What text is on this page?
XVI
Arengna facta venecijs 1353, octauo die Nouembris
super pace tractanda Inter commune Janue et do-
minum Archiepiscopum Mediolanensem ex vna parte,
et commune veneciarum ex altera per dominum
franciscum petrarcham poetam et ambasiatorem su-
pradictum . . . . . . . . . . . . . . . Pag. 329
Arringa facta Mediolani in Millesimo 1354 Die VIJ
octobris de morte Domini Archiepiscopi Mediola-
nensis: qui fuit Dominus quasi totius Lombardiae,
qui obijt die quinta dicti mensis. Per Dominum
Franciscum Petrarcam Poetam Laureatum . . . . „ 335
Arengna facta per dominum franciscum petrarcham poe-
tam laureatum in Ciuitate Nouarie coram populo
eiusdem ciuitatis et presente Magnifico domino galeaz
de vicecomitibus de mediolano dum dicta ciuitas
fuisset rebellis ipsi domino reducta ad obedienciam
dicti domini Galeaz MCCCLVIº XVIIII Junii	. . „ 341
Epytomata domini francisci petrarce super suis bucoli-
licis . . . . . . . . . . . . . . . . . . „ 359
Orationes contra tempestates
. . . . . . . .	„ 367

==

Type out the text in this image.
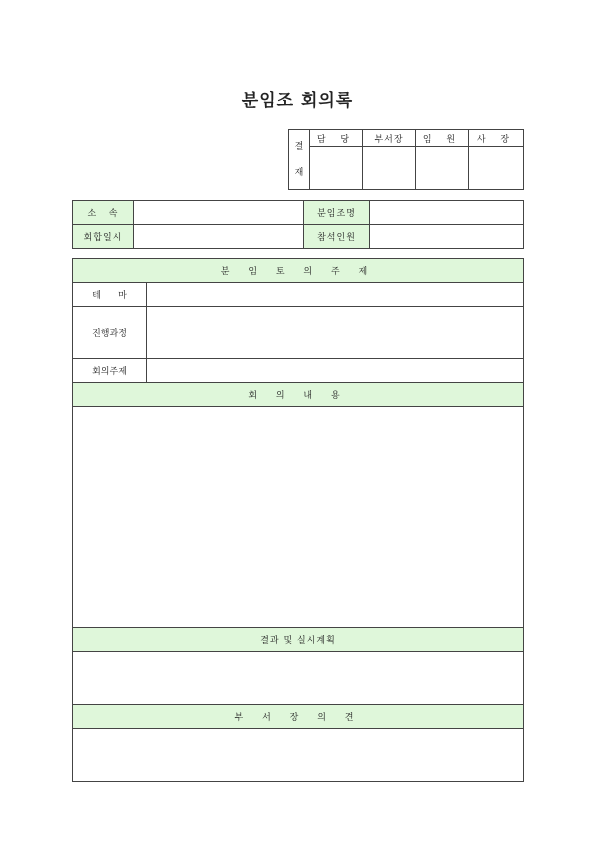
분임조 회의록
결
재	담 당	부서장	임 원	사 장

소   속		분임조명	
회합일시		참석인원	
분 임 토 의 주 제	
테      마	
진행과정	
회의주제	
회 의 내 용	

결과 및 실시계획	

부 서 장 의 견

BRIEF: Return only the number of lines in the data that contain "super".

RESPONSE: 2